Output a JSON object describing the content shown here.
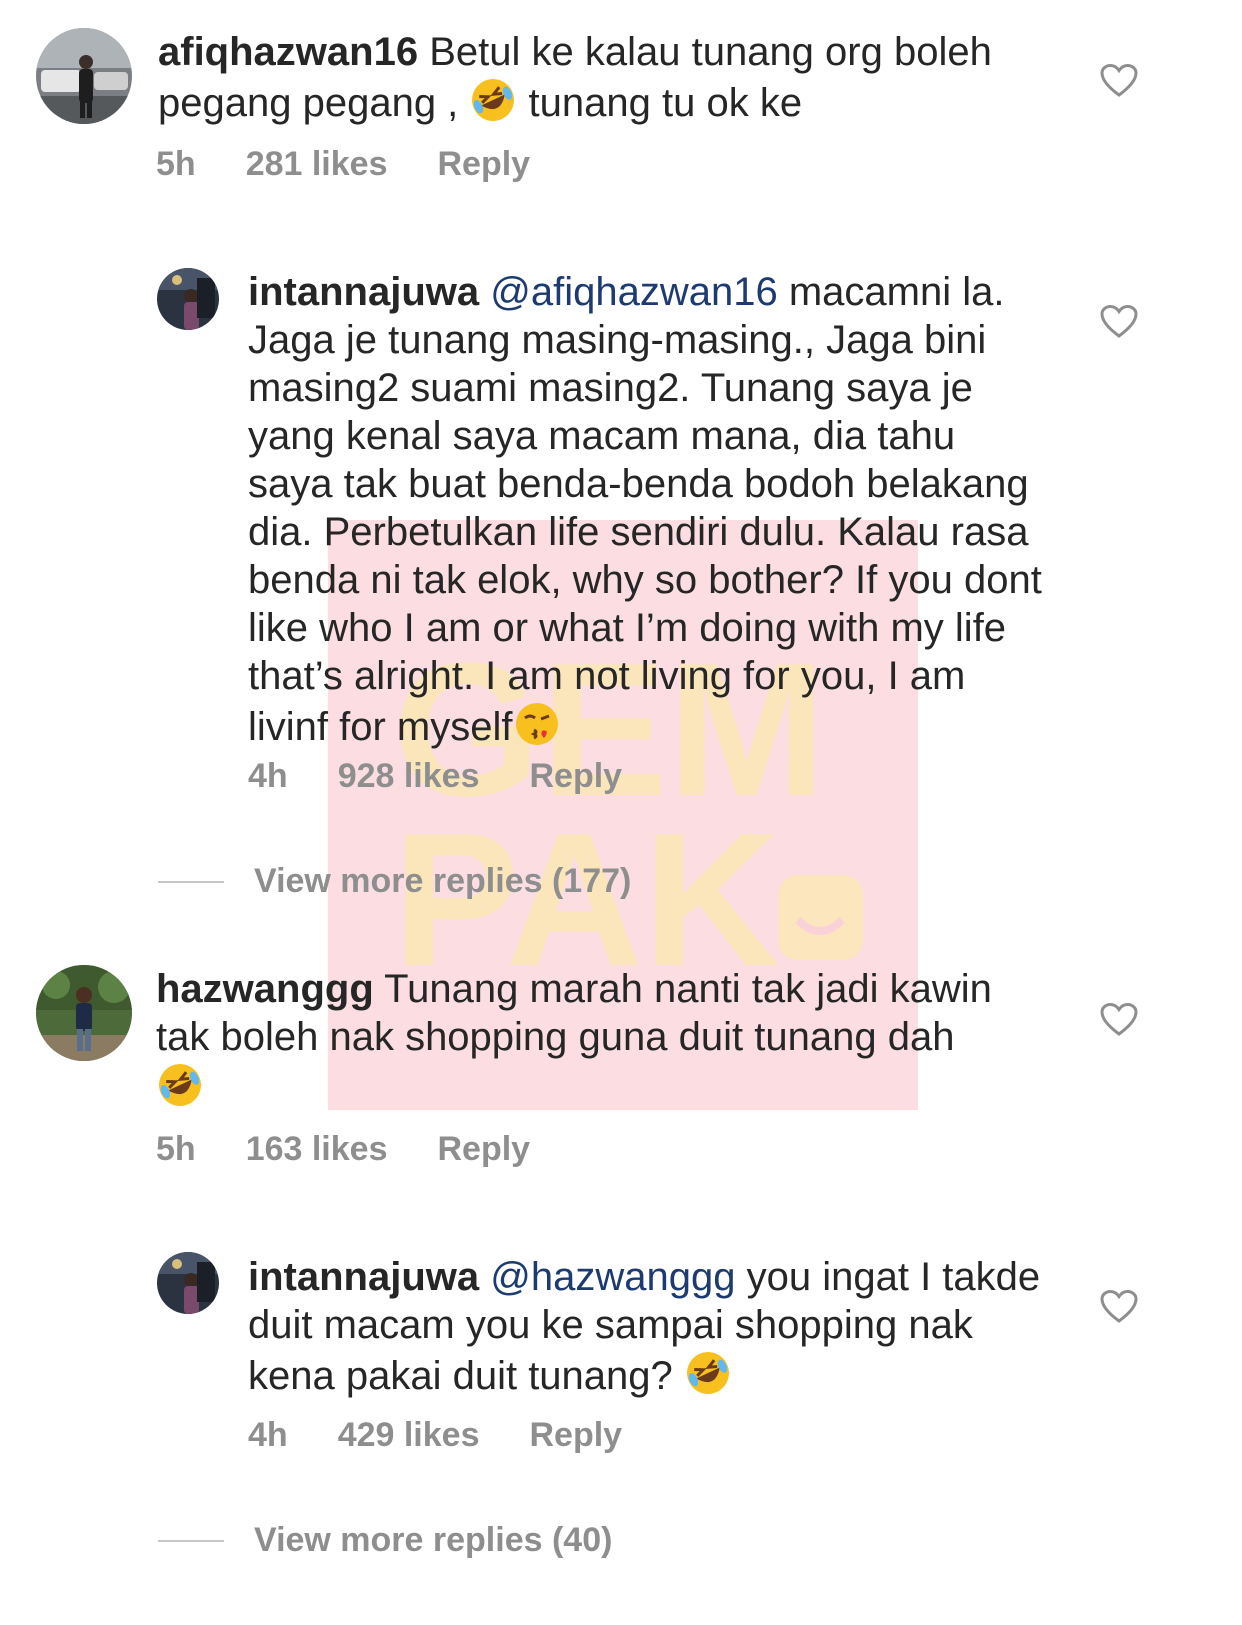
{
  "comments": [
    {
      "username": "afiqhazwan16",
      "text_before_emoji": "Betul ke kalau tunang org boleh pegang pegang ,",
      "text_after_emoji": "tunang tu ok ke",
      "time": "5h",
      "likes": "281 likes",
      "reply": "Reply"
    },
    {
      "username": "intannajuwa",
      "mention": "@afiqhazwan16",
      "text": "macamni la. Jaga je tunang masing-masing., Jaga bini masing2 suami masing2. Tunang saya je yang kenal saya macam mana, dia tahu saya tak buat benda-benda bodoh belakang dia. Perbetulkan life sendiri dulu. Kalau rasa benda ni tak elok, why so bother? If you dont like who I am or what I’m doing with my life that’s alright. I am not living for you, I am livinf for myself",
      "time": "4h",
      "likes": "928 likes",
      "reply": "Reply"
    },
    {
      "username": "hazwanggg",
      "text": "Tunang marah nanti tak jadi kawin tak boleh nak shopping guna duit tunang dah",
      "time": "5h",
      "likes": "163 likes",
      "reply": "Reply"
    },
    {
      "username": "intannajuwa",
      "mention": "@hazwanggg",
      "text": "you ingat I takde duit macam you ke sampai shopping nak kena pakai duit tunang?",
      "time": "4h",
      "likes": "429 likes",
      "reply": "Reply"
    }
  ],
  "view_more": [
    "View more replies (177)",
    "View more replies (40)"
  ],
  "watermark": {
    "line1": "GEM",
    "line2": "PAK"
  },
  "icons": {
    "like": "heart-outline-icon",
    "laughing": "rolling-laughing-emoji",
    "kiss": "face-blowing-kiss-emoji"
  },
  "colors": {
    "text": "#262626",
    "meta": "#8e8e8e",
    "mention": "#1d3b70",
    "watermark_bg": "#f9d2d8",
    "watermark_letters": "#fbe8b6"
  }
}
★ ★ ★
> **REQUIREMENT**: Output, exactly, all the records above; include no pictures.

> **WRITTEN ANSWER**:
Output a JSON object describing the content shown here.
{
  "comments": [
    {
      "username": "afiqhazwan16",
      "text_before_emoji": "Betul ke kalau tunang org boleh pegang pegang ,",
      "text_after_emoji": "tunang tu ok ke",
      "time": "5h",
      "likes": "281 likes",
      "reply": "Reply"
    },
    {
      "username": "intannajuwa",
      "mention": "@afiqhazwan16",
      "text": "macamni la. Jaga je tunang masing-masing., Jaga bini masing2 suami masing2. Tunang saya je yang kenal saya macam mana, dia tahu saya tak buat benda-benda bodoh belakang dia. Perbetulkan life sendiri dulu. Kalau rasa benda ni tak elok, why so bother? If you dont like who I am or what I’m doing with my life that’s alright. I am not living for you, I am livinf for myself",
      "time": "4h",
      "likes": "928 likes",
      "reply": "Reply"
    },
    {
      "username": "hazwanggg",
      "text": "Tunang marah nanti tak jadi kawin tak boleh nak shopping guna duit tunang dah",
      "time": "5h",
      "likes": "163 likes",
      "reply": "Reply"
    },
    {
      "username": "intannajuwa",
      "mention": "@hazwanggg",
      "text": "you ingat I takde duit macam you ke sampai shopping nak kena pakai duit tunang?",
      "time": "4h",
      "likes": "429 likes",
      "reply": "Reply"
    }
  ],
  "view_more": [
    "View more replies (177)",
    "View more replies (40)"
  ],
  "watermark": {
    "line1": "GEM",
    "line2": "PAK"
  },
  "icons": {
    "like": "heart-outline-icon",
    "laughing": "rolling-laughing-emoji",
    "kiss": "face-blowing-kiss-emoji"
  },
  "colors": {
    "text": "#262626",
    "meta": "#8e8e8e",
    "mention": "#1d3b70",
    "watermark_bg": "#f9d2d8",
    "watermark_letters": "#fbe8b6"
  }
}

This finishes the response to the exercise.